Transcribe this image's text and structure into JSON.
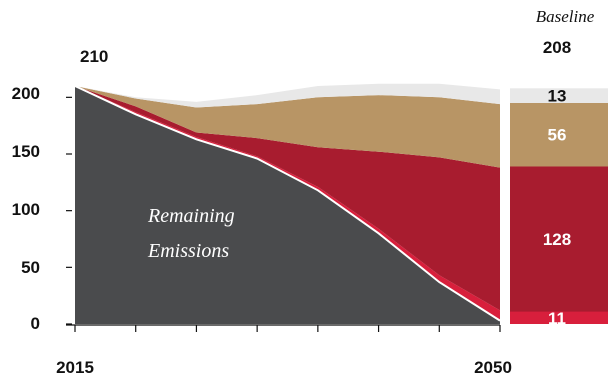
{
  "chart_data": {
    "type": "area",
    "x": [
      2015,
      2020,
      2025,
      2030,
      2035,
      2040,
      2045,
      2050
    ],
    "x_tick_labels": [
      "2015",
      "2050"
    ],
    "y_ticks": [
      "0",
      "50",
      "100",
      "150",
      "200"
    ],
    "ylim": [
      0,
      210
    ],
    "series": [
      {
        "color": "#4a4b4d",
        "values": [
          210,
          185,
          163,
          146,
          118,
          80,
          37,
          3
        ]
      },
      {
        "color": "#d81f3c",
        "values": [
          0,
          2,
          2,
          2,
          3,
          4,
          6,
          9
        ]
      },
      {
        "color": "#a81c2f",
        "values": [
          0,
          5,
          4,
          16,
          35,
          68,
          104,
          126
        ]
      },
      {
        "color": "#b89565",
        "values": [
          0,
          7,
          22,
          30,
          44,
          50,
          53,
          56
        ]
      },
      {
        "color": "#e8e8e8",
        "values": [
          0,
          1,
          5,
          8,
          10,
          10,
          12,
          13
        ]
      }
    ],
    "start_label": "210",
    "annotation": [
      "Remaining",
      "Emissions"
    ],
    "baseline": {
      "title": "Baseline",
      "total": "208",
      "segments": [
        {
          "label": "11",
          "value": 11,
          "color": "#d81f3c"
        },
        {
          "label": "128",
          "value": 128,
          "color": "#a81c2f"
        },
        {
          "label": "56",
          "value": 56,
          "color": "#b89565"
        },
        {
          "label": "13",
          "value": 13,
          "color": "#e8e8e8"
        }
      ]
    }
  }
}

■ **What is expected**:
Restate the whole listing above exactly, except for its images.

■ **Result of the task**:
Transcribe this image's text and structure into JSON.
{
  "chart_data": {
    "type": "area",
    "x": [
      2015,
      2020,
      2025,
      2030,
      2035,
      2040,
      2045,
      2050
    ],
    "x_tick_labels": [
      "2015",
      "2050"
    ],
    "y_ticks": [
      "0",
      "50",
      "100",
      "150",
      "200"
    ],
    "ylim": [
      0,
      210
    ],
    "series": [
      {
        "color": "#4a4b4d",
        "values": [
          210,
          185,
          163,
          146,
          118,
          80,
          37,
          3
        ]
      },
      {
        "color": "#d81f3c",
        "values": [
          0,
          2,
          2,
          2,
          3,
          4,
          6,
          9
        ]
      },
      {
        "color": "#a81c2f",
        "values": [
          0,
          5,
          4,
          16,
          35,
          68,
          104,
          126
        ]
      },
      {
        "color": "#b89565",
        "values": [
          0,
          7,
          22,
          30,
          44,
          50,
          53,
          56
        ]
      },
      {
        "color": "#e8e8e8",
        "values": [
          0,
          1,
          5,
          8,
          10,
          10,
          12,
          13
        ]
      }
    ],
    "start_label": "210",
    "annotation": [
      "Remaining",
      "Emissions"
    ],
    "baseline": {
      "title": "Baseline",
      "total": "208",
      "segments": [
        {
          "label": "11",
          "value": 11,
          "color": "#d81f3c"
        },
        {
          "label": "128",
          "value": 128,
          "color": "#a81c2f"
        },
        {
          "label": "56",
          "value": 56,
          "color": "#b89565"
        },
        {
          "label": "13",
          "value": 13,
          "color": "#e8e8e8"
        }
      ]
    }
  }
}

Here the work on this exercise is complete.